→ **THE DATA**:
○ ○ ○ ○ ○

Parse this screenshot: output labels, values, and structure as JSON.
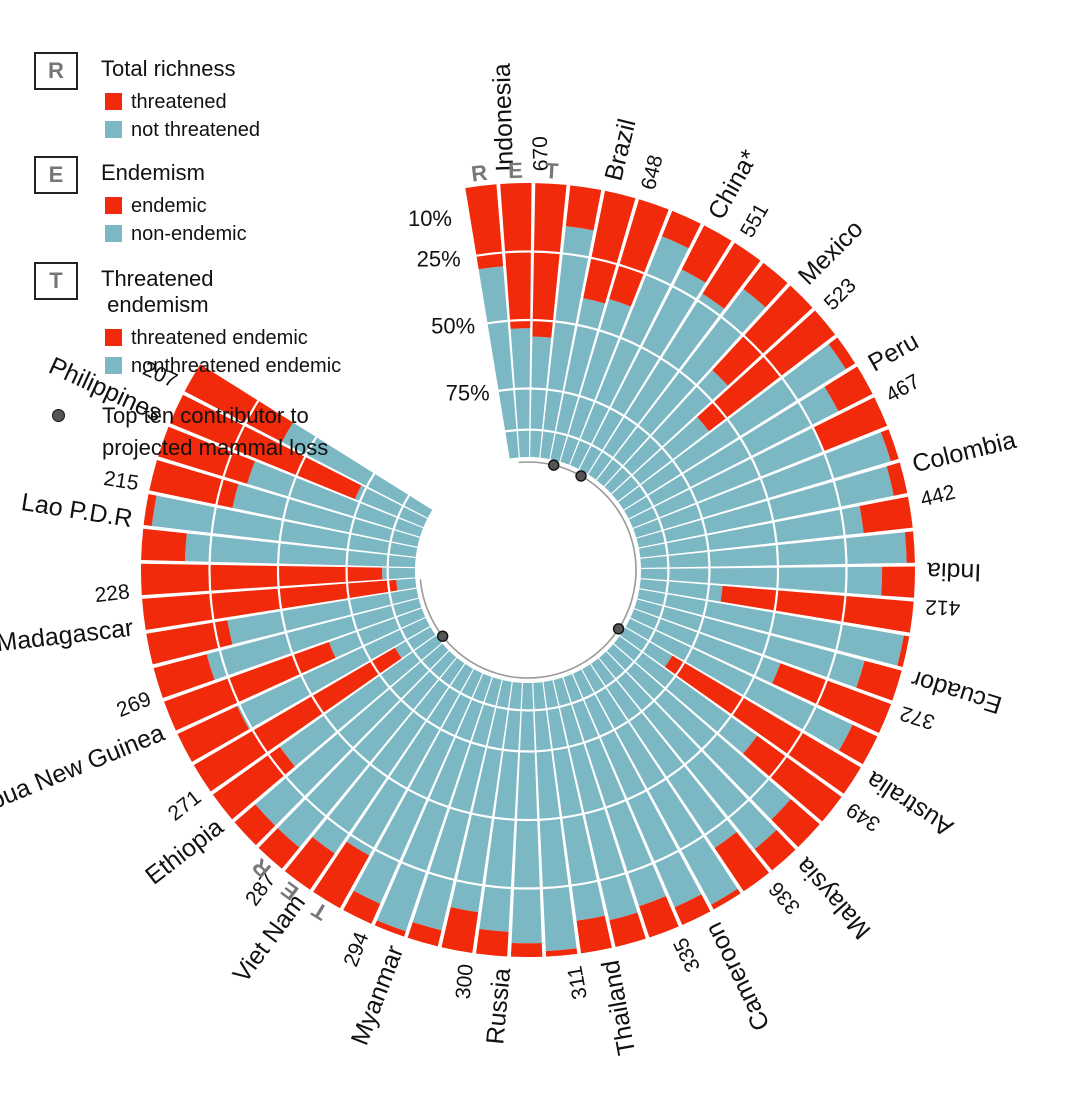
{
  "colors": {
    "red": "#f02a0a",
    "blue": "#7cb7c4",
    "gap": "#ffffff",
    "dot": "#555555",
    "circle": "#9a9a9a"
  },
  "legend": {
    "groups": [
      {
        "letter": "R",
        "title": "Total richness",
        "items": [
          {
            "label": "threatened",
            "color": "red"
          },
          {
            "label": "not threatened",
            "color": "blue"
          }
        ]
      },
      {
        "letter": "E",
        "title": "Endemism",
        "items": [
          {
            "label": "endemic",
            "color": "red"
          },
          {
            "label": "non-endemic",
            "color": "blue"
          }
        ]
      },
      {
        "letter": "T",
        "title": "Threatened\n endemism",
        "items": [
          {
            "label": "threatened endemic",
            "color": "red"
          },
          {
            "label": "nonthreatened endemic",
            "color": "blue"
          }
        ]
      }
    ],
    "dot_label": "Top ten contributor to\nprojected mammal loss"
  },
  "chart_data": {
    "type": "radial-bar",
    "ring_letters_top": [
      "R",
      "E",
      "T"
    ],
    "ring_letters_bottom": [
      "T",
      "E",
      "R"
    ],
    "scale_ticks": [
      "10%",
      "25%",
      "50%",
      "75%"
    ],
    "countries": [
      {
        "name": "Indonesia",
        "count": "670",
        "R": 0.3,
        "E": 0.53,
        "T": 0.56,
        "top_ten": false
      },
      {
        "name": "Brazil",
        "count": "648",
        "R": 0.15,
        "E": 0.4,
        "T": 0.38,
        "top_ten": true
      },
      {
        "name": "China*",
        "count": "551",
        "R": 0.1,
        "E": 0.18,
        "T": 0.22,
        "top_ten": true
      },
      {
        "name": "Mexico",
        "count": "523",
        "R": 0.12,
        "E": 0.42,
        "T": 0.58,
        "top_ten": false
      },
      {
        "name": "Peru",
        "count": "467",
        "R": 0.04,
        "E": 0.14,
        "T": 0.25,
        "top_ten": false
      },
      {
        "name": "Colombia",
        "count": "442",
        "R": 0.03,
        "E": 0.05,
        "T": 0.18,
        "top_ten": false
      },
      {
        "name": "India",
        "count": "412",
        "R": 0.03,
        "E": 0.12,
        "T": 0.7,
        "top_ten": false
      },
      {
        "name": "Ecuador",
        "count": "372",
        "R": 0.02,
        "E": 0.14,
        "T": 0.43,
        "top_ten": false
      },
      {
        "name": "Australia",
        "count": "349",
        "R": 0.1,
        "E": 0.8,
        "T": 0.38,
        "top_ten": true
      },
      {
        "name": "Malaysia",
        "count": "336",
        "R": 0.14,
        "E": 0.1,
        "T": 0.19,
        "top_ten": false
      },
      {
        "name": "Cameroon",
        "count": "335",
        "R": 0.02,
        "E": 0.07,
        "T": 0.12,
        "top_ten": false
      },
      {
        "name": "Thailand",
        "count": "311",
        "R": 0.1,
        "E": 0.12,
        "T": 0.02,
        "top_ten": false
      },
      {
        "name": "Russia",
        "count": "300",
        "R": 0.05,
        "E": 0.09,
        "T": 0.15,
        "top_ten": false
      },
      {
        "name": "Myanmar",
        "count": "294",
        "R": 0.06,
        "E": 0.02,
        "T": 0.08,
        "top_ten": false
      },
      {
        "name": "Viet Nam",
        "count": "287",
        "R": 0.22,
        "E": 0.16,
        "T": 0.1,
        "top_ten": false
      },
      {
        "name": "Ethiopia",
        "count": "271",
        "R": 0.1,
        "E": 0.3,
        "T": 0.85,
        "top_ten": true
      },
      {
        "name": "Papua New Guinea",
        "count": "269",
        "R": 0.24,
        "E": 0.64,
        "T": 0.2,
        "top_ten": false
      },
      {
        "name": "Madagascar",
        "count": "228",
        "R": 0.3,
        "E": 0.93,
        "T": 0.88,
        "top_ten": false
      },
      {
        "name": "Lao P.D.R",
        "count": "215",
        "R": 0.16,
        "E": 0.03,
        "T": 0.31,
        "top_ten": false
      },
      {
        "name": "Philippines",
        "count": "207",
        "R": 0.34,
        "E": 0.73,
        "T": 0.4,
        "top_ten": false
      }
    ]
  }
}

○ ○ ○ ○ ○

→ **SET TASK**: Write out the whole listing exactly, and drop the pictures.

→ **ANSWER TO THIS EXERCISE**:
Parse this screenshot: output labels, values, and structure as JSON.
{
  "colors": {
    "red": "#f02a0a",
    "blue": "#7cb7c4",
    "gap": "#ffffff",
    "dot": "#555555",
    "circle": "#9a9a9a"
  },
  "legend": {
    "groups": [
      {
        "letter": "R",
        "title": "Total richness",
        "items": [
          {
            "label": "threatened",
            "color": "red"
          },
          {
            "label": "not threatened",
            "color": "blue"
          }
        ]
      },
      {
        "letter": "E",
        "title": "Endemism",
        "items": [
          {
            "label": "endemic",
            "color": "red"
          },
          {
            "label": "non-endemic",
            "color": "blue"
          }
        ]
      },
      {
        "letter": "T",
        "title": "Threatened\n endemism",
        "items": [
          {
            "label": "threatened endemic",
            "color": "red"
          },
          {
            "label": "nonthreatened endemic",
            "color": "blue"
          }
        ]
      }
    ],
    "dot_label": "Top ten contributor to\nprojected mammal loss"
  },
  "chart_data": {
    "type": "radial-bar",
    "ring_letters_top": [
      "R",
      "E",
      "T"
    ],
    "ring_letters_bottom": [
      "T",
      "E",
      "R"
    ],
    "scale_ticks": [
      "10%",
      "25%",
      "50%",
      "75%"
    ],
    "countries": [
      {
        "name": "Indonesia",
        "count": "670",
        "R": 0.3,
        "E": 0.53,
        "T": 0.56,
        "top_ten": false
      },
      {
        "name": "Brazil",
        "count": "648",
        "R": 0.15,
        "E": 0.4,
        "T": 0.38,
        "top_ten": true
      },
      {
        "name": "China*",
        "count": "551",
        "R": 0.1,
        "E": 0.18,
        "T": 0.22,
        "top_ten": true
      },
      {
        "name": "Mexico",
        "count": "523",
        "R": 0.12,
        "E": 0.42,
        "T": 0.58,
        "top_ten": false
      },
      {
        "name": "Peru",
        "count": "467",
        "R": 0.04,
        "E": 0.14,
        "T": 0.25,
        "top_ten": false
      },
      {
        "name": "Colombia",
        "count": "442",
        "R": 0.03,
        "E": 0.05,
        "T": 0.18,
        "top_ten": false
      },
      {
        "name": "India",
        "count": "412",
        "R": 0.03,
        "E": 0.12,
        "T": 0.7,
        "top_ten": false
      },
      {
        "name": "Ecuador",
        "count": "372",
        "R": 0.02,
        "E": 0.14,
        "T": 0.43,
        "top_ten": false
      },
      {
        "name": "Australia",
        "count": "349",
        "R": 0.1,
        "E": 0.8,
        "T": 0.38,
        "top_ten": true
      },
      {
        "name": "Malaysia",
        "count": "336",
        "R": 0.14,
        "E": 0.1,
        "T": 0.19,
        "top_ten": false
      },
      {
        "name": "Cameroon",
        "count": "335",
        "R": 0.02,
        "E": 0.07,
        "T": 0.12,
        "top_ten": false
      },
      {
        "name": "Thailand",
        "count": "311",
        "R": 0.1,
        "E": 0.12,
        "T": 0.02,
        "top_ten": false
      },
      {
        "name": "Russia",
        "count": "300",
        "R": 0.05,
        "E": 0.09,
        "T": 0.15,
        "top_ten": false
      },
      {
        "name": "Myanmar",
        "count": "294",
        "R": 0.06,
        "E": 0.02,
        "T": 0.08,
        "top_ten": false
      },
      {
        "name": "Viet Nam",
        "count": "287",
        "R": 0.22,
        "E": 0.16,
        "T": 0.1,
        "top_ten": false
      },
      {
        "name": "Ethiopia",
        "count": "271",
        "R": 0.1,
        "E": 0.3,
        "T": 0.85,
        "top_ten": true
      },
      {
        "name": "Papua New Guinea",
        "count": "269",
        "R": 0.24,
        "E": 0.64,
        "T": 0.2,
        "top_ten": false
      },
      {
        "name": "Madagascar",
        "count": "228",
        "R": 0.3,
        "E": 0.93,
        "T": 0.88,
        "top_ten": false
      },
      {
        "name": "Lao P.D.R",
        "count": "215",
        "R": 0.16,
        "E": 0.03,
        "T": 0.31,
        "top_ten": false
      },
      {
        "name": "Philippines",
        "count": "207",
        "R": 0.34,
        "E": 0.73,
        "T": 0.4,
        "top_ten": false
      }
    ]
  }
}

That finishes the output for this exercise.